WHAT IS EXPECTED:
Report the number of lines that hold the string "subtitle". Leave out any other text.

RECORDS PROVIDED:
+ + +

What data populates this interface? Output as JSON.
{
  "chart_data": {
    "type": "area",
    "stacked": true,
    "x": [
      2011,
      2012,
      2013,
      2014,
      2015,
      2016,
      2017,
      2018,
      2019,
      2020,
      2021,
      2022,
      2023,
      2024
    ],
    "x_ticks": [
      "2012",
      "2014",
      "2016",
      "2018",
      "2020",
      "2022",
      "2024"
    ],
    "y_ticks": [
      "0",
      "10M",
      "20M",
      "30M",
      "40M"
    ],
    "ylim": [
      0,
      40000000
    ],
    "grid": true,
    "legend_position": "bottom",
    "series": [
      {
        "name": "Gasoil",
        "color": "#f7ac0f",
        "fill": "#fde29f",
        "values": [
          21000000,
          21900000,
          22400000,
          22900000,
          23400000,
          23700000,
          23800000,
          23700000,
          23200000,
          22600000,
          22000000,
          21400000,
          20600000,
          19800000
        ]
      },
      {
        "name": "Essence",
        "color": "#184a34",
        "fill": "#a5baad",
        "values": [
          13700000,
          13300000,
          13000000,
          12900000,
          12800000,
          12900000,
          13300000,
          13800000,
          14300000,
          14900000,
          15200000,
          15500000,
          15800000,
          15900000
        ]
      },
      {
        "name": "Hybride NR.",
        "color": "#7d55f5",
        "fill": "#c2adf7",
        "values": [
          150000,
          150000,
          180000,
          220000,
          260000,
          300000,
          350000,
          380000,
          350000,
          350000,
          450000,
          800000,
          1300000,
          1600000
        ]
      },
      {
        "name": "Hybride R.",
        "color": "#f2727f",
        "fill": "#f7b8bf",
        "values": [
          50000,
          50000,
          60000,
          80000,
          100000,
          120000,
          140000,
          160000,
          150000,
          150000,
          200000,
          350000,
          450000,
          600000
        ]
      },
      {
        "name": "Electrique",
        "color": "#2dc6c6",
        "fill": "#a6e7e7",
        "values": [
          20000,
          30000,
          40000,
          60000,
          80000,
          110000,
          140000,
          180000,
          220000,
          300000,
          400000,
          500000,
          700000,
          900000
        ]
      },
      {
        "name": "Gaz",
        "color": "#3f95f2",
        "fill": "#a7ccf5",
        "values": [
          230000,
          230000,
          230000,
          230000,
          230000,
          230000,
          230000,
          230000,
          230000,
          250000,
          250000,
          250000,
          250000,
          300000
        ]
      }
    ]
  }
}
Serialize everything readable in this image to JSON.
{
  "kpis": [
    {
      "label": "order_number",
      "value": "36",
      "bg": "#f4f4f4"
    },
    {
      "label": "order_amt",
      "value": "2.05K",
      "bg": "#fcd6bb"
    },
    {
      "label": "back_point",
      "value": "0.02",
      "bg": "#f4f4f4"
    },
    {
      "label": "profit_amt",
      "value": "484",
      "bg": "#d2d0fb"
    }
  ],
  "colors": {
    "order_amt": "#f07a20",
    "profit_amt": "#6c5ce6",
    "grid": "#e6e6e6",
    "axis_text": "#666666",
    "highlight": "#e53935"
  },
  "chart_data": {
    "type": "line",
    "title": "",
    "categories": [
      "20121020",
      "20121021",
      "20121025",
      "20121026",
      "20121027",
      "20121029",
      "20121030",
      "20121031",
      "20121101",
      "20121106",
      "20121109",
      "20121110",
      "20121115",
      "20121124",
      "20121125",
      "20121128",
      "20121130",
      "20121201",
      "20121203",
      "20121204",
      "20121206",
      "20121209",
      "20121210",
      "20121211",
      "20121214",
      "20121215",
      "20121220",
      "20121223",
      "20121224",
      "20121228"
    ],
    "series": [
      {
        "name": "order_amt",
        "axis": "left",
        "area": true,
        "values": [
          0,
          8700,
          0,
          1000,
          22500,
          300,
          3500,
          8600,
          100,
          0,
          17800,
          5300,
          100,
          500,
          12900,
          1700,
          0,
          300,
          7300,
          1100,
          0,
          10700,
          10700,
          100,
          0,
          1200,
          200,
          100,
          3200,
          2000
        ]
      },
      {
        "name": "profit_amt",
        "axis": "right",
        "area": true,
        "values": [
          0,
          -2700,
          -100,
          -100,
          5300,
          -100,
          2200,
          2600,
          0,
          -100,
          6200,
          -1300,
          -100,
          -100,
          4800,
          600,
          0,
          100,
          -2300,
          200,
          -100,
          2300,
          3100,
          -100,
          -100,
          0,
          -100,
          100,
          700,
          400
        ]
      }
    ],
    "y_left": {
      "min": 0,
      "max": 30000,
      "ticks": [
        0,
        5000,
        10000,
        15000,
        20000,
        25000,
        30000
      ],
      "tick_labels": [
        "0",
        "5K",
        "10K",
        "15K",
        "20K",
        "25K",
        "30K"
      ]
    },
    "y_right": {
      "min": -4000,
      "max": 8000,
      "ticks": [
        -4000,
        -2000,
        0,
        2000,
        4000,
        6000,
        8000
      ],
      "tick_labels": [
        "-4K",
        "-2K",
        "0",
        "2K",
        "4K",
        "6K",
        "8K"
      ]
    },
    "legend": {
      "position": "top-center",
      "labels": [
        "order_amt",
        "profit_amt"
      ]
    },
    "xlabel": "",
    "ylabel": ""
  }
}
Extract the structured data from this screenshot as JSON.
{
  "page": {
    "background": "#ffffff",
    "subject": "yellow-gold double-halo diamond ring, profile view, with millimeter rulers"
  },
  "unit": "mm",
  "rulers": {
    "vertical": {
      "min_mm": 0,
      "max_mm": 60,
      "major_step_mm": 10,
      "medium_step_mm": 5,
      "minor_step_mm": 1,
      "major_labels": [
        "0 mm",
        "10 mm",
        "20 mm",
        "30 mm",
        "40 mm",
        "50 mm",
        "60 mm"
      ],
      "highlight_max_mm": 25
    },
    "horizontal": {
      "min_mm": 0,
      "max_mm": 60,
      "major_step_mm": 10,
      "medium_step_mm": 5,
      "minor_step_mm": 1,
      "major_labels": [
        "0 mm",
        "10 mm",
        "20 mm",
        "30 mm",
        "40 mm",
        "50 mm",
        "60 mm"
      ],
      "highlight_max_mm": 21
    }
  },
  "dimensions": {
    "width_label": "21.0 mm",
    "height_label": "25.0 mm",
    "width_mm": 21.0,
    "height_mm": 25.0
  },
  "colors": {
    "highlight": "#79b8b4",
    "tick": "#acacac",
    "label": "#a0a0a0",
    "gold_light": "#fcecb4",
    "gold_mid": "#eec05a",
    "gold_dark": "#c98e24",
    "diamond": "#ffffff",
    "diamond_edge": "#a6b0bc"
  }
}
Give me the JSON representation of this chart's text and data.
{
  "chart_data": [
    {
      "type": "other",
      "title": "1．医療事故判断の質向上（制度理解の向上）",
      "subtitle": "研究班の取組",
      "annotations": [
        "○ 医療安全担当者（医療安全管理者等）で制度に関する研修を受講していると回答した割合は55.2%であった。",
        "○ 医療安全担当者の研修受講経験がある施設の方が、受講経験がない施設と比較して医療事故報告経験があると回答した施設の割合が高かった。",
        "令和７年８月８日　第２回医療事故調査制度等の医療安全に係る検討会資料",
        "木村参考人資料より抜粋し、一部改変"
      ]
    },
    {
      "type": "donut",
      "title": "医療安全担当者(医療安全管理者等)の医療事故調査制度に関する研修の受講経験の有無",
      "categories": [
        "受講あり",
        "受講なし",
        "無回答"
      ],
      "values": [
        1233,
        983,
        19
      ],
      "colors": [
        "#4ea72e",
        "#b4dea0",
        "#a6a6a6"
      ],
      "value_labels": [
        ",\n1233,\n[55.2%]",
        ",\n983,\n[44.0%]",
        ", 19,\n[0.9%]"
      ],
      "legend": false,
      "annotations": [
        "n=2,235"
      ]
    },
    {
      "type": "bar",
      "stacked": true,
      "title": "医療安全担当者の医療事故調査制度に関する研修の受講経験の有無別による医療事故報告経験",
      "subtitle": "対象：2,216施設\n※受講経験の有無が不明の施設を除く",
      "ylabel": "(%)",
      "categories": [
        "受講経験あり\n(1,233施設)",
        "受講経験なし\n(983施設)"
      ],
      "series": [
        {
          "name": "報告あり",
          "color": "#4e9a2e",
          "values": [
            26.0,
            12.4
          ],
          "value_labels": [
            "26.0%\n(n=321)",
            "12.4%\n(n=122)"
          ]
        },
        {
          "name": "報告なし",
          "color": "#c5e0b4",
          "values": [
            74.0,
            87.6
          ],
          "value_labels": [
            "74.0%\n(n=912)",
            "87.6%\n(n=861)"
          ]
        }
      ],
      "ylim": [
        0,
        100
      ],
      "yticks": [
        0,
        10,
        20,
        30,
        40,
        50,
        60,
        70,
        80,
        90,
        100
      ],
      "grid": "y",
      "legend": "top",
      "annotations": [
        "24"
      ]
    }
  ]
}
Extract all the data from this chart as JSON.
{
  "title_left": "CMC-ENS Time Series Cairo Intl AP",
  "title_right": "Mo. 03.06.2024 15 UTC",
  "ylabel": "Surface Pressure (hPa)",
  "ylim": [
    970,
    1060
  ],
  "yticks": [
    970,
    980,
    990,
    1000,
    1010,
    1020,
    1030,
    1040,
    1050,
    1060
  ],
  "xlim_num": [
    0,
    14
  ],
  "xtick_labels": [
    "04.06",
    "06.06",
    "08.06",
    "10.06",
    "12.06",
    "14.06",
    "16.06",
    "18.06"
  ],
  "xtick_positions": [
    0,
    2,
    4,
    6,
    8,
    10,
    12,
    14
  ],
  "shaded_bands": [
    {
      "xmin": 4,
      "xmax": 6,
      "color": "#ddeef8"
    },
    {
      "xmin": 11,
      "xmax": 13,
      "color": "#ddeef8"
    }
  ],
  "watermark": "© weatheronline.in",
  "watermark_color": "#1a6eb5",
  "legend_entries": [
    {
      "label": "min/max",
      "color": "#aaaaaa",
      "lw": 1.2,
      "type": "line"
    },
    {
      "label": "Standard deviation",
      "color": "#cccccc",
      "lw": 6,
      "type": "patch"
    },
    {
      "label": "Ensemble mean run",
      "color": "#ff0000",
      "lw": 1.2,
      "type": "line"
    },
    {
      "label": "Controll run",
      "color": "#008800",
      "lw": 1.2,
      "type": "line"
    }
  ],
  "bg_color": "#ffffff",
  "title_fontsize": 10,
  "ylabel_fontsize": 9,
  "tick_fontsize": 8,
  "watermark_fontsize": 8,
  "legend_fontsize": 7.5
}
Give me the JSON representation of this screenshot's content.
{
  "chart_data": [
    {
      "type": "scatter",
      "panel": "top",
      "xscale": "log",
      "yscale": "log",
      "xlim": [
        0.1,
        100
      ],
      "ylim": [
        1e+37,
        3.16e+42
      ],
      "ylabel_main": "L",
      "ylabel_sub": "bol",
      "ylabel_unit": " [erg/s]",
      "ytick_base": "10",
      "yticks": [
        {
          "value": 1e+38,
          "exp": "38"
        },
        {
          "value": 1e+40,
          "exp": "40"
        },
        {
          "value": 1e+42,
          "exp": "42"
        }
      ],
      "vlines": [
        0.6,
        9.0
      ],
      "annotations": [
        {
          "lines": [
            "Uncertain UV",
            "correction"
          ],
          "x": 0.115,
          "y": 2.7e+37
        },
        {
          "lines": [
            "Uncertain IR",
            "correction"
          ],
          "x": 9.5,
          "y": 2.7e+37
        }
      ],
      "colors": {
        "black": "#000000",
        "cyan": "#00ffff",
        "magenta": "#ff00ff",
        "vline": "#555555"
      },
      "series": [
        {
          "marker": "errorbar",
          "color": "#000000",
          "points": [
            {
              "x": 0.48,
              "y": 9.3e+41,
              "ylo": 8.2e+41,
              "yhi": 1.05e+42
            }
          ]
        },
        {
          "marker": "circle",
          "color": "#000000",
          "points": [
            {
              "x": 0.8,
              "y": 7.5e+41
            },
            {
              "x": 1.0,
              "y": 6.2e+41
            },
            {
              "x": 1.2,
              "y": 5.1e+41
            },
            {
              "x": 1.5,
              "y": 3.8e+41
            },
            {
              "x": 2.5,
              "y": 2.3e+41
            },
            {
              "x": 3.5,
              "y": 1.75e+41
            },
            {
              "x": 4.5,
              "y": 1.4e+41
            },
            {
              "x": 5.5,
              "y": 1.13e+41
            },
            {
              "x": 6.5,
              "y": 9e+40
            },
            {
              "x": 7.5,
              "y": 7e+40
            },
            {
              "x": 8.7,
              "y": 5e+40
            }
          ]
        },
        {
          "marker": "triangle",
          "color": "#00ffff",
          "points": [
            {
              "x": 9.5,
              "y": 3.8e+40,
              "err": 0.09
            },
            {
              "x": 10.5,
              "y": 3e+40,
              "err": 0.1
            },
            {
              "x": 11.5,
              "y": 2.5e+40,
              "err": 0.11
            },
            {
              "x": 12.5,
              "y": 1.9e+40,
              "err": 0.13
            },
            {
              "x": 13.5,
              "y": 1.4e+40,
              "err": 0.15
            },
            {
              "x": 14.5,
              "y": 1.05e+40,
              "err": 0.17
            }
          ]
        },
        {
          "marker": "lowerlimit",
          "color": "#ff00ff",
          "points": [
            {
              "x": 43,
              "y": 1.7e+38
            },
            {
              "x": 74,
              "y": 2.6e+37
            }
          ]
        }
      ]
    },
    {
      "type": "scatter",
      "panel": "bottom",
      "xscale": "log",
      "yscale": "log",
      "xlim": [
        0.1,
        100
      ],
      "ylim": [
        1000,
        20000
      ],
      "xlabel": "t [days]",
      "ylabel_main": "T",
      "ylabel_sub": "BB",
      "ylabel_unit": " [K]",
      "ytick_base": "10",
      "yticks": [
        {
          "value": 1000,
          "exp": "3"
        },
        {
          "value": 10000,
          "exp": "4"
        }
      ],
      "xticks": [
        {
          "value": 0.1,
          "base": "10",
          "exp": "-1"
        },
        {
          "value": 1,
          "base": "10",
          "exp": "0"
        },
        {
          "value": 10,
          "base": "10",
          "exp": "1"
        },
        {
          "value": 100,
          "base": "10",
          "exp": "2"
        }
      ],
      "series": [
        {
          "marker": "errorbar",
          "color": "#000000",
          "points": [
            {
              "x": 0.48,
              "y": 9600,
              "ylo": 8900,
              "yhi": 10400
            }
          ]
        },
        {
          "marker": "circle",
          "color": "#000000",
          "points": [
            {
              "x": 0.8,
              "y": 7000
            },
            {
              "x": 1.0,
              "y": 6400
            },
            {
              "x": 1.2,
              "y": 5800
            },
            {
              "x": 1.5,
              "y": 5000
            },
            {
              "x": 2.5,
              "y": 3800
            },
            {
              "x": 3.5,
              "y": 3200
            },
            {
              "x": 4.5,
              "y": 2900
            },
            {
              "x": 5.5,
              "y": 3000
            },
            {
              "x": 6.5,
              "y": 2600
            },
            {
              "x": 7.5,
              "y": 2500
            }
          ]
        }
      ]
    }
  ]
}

+ + +

FINISHED EXERCISE:
2